Aim
Extract from the listing each line in which the word "text" appears.

Data in this exercise
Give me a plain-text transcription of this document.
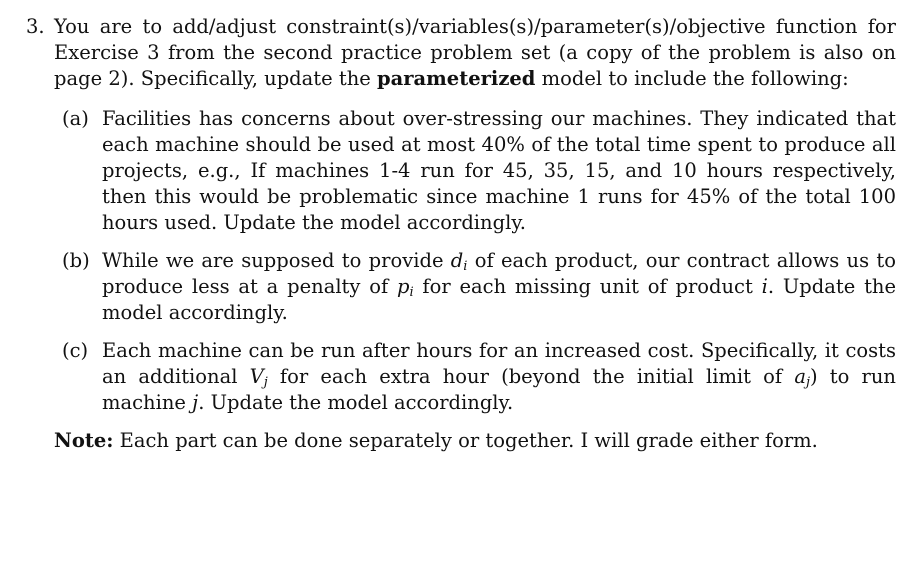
3. You are to add/adjust constraint(s)/variables(s)/parameter(s)/objective function for Exercise 3 from the second practice problem set (a copy of the problem is also on page 2). Specifically, update the parameterized model to include the following:
(a) Facilities has concerns about over-stressing our machines. They indicated that each machine should be used at most 40% of the total time spent to produce all projects, e.g., If machines 1-4 run for 45, 35, 15, and 10 hours respectively, then this would be problematic since machine 1 runs for 45% of the total 100 hours used. Update the model accordingly.
(b) While we are supposed to provide $d_i$ of each product, our contract allows us to produce less at a penalty of $p_i$ for each missing unit of product i. Update the model accordingly.
(c) Each machine can be run after hours for an increased cost. Specifically, it costs an additional $V_j$ for each extra hour (beyond the initial limit of $a_j$) to run machine j. Update the model accordingly.
Note: Each part can be done separately or together. I will grade either form.
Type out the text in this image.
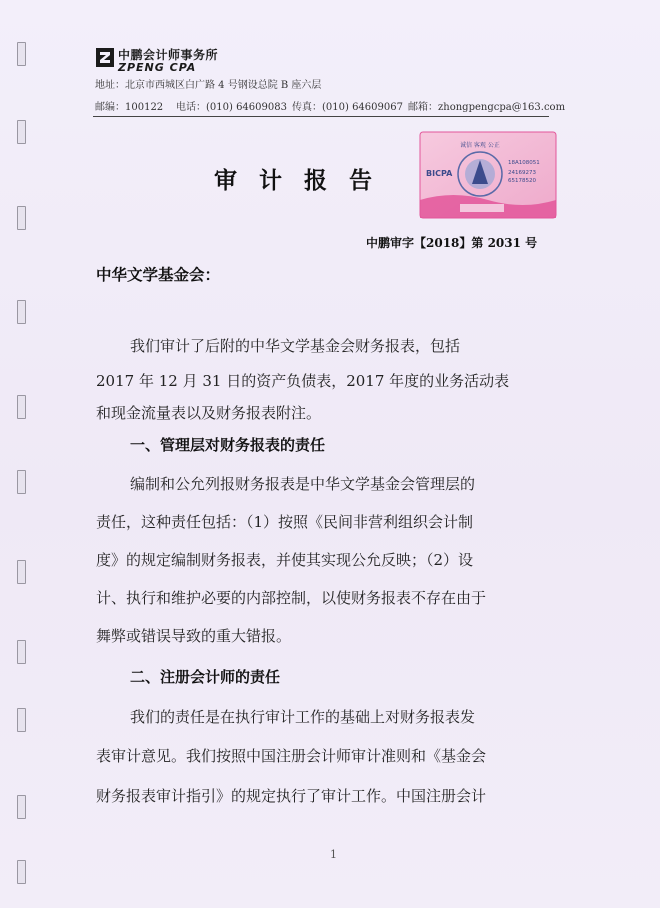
中鹏会计师事务所
ZPENG CPA
地址：北京市西城区白广路 4 号钢设总院 B 座六层
邮编：100122 电话：(010) 64609083 传真：(010) 64609067 邮箱：zhongpengcpa@163.com
审计报告	BICPA
诚信 客观 公正
18A108051
24169273
65178520
中鹏审字【2018】第 2031 号
中华文学基金会：
我们审计了后附的中华文学基金会财务报表，包括
2017 年 12 月 31 日的资产负债表，2017 年度的业务活动表
和现金流量表以及财务报表附注。
一、管理层对财务报表的责任
编制和公允列报财务报表是中华文学基金会管理层的
责任，这种责任包括：（1）按照《民间非营利组织会计制
度》的规定编制财务报表，并使其实现公允反映；（2）设
计、执行和维护必要的内部控制，以使财务报表不存在由于
舞弊或错误导致的重大错报。
二、注册会计师的责任
我们的责任是在执行审计工作的基础上对财务报表发
表审计意见。我们按照中国注册会计师审计准则和《基金会
财务报表审计指引》的规定执行了审计工作。中国注册会计
1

Task result
Give me a plain-text transcription of this document.
Type out the text in this image.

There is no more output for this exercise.